_AIM_
Read the records and gather each line that includes "Leaked".

Data entries for graphics
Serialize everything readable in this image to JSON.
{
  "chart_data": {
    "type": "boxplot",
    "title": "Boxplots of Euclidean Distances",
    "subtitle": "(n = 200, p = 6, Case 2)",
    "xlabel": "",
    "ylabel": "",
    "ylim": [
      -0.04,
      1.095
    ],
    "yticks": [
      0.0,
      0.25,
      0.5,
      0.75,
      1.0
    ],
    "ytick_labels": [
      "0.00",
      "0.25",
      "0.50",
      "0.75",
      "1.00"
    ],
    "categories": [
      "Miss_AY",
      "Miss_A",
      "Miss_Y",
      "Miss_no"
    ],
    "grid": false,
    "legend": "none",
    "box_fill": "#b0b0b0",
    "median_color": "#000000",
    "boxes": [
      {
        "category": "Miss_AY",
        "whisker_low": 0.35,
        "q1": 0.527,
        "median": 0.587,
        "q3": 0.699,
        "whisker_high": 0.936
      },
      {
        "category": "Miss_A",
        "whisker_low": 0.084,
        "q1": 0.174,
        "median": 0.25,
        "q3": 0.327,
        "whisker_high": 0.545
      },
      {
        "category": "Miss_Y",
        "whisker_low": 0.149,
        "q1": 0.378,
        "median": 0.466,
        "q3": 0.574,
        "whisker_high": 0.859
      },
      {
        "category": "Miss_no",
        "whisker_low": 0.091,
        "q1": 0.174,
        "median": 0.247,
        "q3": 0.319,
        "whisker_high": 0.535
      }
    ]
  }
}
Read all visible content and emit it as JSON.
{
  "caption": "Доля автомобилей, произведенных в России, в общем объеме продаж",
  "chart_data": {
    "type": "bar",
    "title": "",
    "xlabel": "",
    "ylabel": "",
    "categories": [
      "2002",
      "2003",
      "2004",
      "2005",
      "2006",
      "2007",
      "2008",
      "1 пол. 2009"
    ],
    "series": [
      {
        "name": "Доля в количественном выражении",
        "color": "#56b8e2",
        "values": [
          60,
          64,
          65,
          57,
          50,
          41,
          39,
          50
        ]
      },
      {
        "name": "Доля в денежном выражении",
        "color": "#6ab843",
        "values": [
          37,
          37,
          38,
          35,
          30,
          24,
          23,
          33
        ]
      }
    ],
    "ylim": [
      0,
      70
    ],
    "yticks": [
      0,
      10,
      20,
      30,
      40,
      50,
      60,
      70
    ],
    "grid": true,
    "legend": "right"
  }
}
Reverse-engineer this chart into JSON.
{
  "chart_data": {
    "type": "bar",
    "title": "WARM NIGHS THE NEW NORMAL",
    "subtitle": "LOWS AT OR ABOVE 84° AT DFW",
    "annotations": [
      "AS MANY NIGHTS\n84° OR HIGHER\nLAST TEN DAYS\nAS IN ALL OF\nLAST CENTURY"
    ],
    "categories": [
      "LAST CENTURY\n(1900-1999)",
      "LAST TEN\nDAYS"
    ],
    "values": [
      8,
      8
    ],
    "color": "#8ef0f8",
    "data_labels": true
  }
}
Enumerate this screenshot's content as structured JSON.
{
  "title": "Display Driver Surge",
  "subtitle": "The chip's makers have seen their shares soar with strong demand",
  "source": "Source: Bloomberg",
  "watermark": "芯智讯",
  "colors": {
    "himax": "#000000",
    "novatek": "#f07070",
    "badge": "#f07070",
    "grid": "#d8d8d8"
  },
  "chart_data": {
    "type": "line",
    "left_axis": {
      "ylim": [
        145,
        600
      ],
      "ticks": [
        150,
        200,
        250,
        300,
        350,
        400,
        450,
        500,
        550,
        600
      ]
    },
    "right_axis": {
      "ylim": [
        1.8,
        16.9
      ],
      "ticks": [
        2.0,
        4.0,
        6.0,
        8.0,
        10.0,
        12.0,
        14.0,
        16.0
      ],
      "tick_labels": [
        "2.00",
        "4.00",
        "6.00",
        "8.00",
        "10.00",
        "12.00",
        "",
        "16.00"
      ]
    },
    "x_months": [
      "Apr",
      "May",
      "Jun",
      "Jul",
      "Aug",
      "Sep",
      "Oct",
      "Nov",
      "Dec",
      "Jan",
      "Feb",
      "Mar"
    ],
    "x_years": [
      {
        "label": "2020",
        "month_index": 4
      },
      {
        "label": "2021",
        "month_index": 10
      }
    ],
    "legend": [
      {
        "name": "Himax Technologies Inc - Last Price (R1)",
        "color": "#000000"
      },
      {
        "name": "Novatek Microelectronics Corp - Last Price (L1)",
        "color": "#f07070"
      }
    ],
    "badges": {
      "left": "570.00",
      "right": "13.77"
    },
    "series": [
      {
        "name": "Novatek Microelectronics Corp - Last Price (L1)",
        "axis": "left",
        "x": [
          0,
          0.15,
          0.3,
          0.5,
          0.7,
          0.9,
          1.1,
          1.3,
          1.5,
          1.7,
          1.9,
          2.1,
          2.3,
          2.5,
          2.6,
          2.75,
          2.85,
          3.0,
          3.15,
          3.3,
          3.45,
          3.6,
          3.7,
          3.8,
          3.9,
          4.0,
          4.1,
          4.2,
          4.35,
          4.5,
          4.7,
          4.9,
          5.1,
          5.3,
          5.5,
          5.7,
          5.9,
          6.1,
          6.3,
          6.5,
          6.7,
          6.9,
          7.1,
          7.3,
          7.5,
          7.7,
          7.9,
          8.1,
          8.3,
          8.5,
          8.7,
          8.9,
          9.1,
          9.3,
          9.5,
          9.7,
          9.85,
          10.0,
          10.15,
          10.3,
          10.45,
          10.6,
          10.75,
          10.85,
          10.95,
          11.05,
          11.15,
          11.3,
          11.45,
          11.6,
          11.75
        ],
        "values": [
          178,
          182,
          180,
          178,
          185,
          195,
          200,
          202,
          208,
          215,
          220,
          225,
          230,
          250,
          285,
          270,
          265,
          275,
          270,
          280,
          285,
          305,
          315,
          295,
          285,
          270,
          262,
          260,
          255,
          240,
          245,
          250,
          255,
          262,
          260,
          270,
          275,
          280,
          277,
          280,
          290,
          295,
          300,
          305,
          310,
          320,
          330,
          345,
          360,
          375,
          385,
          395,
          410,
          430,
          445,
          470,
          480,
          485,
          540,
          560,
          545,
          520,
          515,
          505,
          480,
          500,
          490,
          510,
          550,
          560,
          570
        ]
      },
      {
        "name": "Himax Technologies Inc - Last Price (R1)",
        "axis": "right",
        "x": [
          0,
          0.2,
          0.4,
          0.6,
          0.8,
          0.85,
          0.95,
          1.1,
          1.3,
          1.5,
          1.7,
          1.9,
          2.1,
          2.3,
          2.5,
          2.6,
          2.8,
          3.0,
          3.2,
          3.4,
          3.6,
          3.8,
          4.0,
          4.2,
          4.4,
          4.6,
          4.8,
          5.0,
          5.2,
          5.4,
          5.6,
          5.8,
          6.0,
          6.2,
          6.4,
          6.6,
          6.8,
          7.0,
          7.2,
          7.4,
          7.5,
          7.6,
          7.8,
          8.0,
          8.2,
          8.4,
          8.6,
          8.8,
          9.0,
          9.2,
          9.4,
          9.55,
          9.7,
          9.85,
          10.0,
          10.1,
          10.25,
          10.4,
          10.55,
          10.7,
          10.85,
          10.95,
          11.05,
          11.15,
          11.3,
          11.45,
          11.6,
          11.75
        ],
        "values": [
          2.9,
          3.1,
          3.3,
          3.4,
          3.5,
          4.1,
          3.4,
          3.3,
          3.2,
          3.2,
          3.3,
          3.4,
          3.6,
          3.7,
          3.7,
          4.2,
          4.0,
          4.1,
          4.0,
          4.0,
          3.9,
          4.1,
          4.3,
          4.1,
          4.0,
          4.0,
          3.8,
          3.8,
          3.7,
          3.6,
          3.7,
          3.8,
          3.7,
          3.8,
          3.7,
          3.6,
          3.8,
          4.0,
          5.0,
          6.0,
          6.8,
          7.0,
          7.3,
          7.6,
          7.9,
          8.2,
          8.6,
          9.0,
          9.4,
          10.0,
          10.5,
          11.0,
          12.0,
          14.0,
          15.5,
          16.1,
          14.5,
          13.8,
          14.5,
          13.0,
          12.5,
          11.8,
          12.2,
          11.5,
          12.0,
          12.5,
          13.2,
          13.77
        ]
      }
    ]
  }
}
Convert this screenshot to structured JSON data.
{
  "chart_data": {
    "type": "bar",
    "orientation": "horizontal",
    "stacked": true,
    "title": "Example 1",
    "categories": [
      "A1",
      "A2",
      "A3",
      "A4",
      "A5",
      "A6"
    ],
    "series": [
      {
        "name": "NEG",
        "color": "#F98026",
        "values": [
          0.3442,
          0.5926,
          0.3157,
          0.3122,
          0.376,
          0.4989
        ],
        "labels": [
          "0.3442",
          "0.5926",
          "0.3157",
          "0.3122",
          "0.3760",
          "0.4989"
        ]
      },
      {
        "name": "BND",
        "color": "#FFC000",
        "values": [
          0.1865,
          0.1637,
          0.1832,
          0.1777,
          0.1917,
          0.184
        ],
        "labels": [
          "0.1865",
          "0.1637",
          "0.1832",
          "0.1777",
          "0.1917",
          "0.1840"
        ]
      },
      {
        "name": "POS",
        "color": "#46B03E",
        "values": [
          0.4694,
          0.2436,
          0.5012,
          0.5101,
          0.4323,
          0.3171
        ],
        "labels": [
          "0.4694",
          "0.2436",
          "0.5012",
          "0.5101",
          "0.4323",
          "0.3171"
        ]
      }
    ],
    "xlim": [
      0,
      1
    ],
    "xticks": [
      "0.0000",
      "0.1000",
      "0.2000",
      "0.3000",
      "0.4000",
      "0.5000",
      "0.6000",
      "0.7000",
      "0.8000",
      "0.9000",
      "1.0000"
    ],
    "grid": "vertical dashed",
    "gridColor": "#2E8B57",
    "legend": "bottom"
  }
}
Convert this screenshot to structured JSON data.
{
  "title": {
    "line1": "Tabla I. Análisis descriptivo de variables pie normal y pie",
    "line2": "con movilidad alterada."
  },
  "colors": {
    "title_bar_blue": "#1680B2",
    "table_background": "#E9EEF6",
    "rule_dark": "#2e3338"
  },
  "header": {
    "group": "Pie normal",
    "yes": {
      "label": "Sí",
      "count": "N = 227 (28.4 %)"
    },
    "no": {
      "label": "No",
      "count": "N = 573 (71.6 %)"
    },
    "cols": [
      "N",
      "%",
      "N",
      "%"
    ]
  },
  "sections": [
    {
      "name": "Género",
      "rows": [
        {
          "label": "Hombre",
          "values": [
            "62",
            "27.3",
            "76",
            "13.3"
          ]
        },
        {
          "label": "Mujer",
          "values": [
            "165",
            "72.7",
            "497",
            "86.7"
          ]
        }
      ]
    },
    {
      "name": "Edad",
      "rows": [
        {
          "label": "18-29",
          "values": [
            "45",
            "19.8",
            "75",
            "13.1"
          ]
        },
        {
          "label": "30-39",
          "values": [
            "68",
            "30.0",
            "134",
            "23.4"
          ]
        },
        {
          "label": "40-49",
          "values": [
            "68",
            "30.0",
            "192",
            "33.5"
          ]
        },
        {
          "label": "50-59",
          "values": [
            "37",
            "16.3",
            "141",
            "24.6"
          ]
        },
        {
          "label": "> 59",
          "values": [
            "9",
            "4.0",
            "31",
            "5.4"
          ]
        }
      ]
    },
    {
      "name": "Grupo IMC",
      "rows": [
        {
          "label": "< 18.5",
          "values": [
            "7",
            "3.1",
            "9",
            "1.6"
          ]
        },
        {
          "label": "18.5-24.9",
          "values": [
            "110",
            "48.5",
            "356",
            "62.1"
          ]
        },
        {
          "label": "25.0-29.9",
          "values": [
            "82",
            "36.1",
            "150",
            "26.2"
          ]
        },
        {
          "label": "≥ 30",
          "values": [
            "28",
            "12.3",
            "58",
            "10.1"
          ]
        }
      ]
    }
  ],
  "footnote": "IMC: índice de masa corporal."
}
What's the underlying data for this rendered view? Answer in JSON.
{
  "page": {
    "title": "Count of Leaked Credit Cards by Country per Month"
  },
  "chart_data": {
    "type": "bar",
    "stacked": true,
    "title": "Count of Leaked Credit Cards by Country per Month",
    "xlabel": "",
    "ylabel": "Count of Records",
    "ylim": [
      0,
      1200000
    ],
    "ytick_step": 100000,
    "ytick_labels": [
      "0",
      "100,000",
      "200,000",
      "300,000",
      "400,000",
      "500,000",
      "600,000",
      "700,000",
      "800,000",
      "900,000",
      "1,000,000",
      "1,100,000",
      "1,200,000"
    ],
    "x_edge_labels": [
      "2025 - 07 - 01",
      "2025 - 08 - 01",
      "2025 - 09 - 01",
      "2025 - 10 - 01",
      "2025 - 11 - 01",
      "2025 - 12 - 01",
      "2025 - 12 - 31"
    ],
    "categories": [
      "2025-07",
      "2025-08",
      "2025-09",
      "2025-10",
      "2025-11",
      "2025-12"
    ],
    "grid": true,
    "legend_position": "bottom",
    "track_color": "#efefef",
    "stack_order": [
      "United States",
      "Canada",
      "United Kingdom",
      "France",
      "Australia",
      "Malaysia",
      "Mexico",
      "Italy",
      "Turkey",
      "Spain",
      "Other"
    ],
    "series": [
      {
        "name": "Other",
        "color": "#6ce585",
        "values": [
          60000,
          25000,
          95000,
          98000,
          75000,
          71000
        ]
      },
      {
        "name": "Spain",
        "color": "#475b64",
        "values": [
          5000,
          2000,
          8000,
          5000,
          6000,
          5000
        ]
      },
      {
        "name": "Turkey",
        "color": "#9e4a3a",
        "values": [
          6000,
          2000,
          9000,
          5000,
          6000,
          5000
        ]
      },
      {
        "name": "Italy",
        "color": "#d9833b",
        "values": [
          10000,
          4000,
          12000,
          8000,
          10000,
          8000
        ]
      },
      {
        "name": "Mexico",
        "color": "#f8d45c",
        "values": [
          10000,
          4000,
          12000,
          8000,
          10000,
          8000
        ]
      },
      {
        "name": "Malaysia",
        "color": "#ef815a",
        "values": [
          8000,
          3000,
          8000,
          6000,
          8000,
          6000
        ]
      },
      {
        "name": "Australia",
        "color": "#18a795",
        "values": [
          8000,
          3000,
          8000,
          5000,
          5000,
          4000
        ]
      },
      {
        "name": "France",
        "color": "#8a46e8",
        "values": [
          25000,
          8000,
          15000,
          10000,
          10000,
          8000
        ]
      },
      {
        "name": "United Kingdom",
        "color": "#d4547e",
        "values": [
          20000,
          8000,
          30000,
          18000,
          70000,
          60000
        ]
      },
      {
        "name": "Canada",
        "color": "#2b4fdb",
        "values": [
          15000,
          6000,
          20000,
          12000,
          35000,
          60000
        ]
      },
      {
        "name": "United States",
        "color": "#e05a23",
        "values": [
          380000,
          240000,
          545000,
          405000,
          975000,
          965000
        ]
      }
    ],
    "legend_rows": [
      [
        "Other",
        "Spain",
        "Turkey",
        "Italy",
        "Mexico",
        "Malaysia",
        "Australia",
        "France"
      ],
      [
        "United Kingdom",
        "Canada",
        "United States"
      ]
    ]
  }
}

_RESULT OF THIS TASK_
    "title": "Count of Leaked Credit Cards by Country per Month"
    "title": "Count of Leaked Credit Cards by Country per Month",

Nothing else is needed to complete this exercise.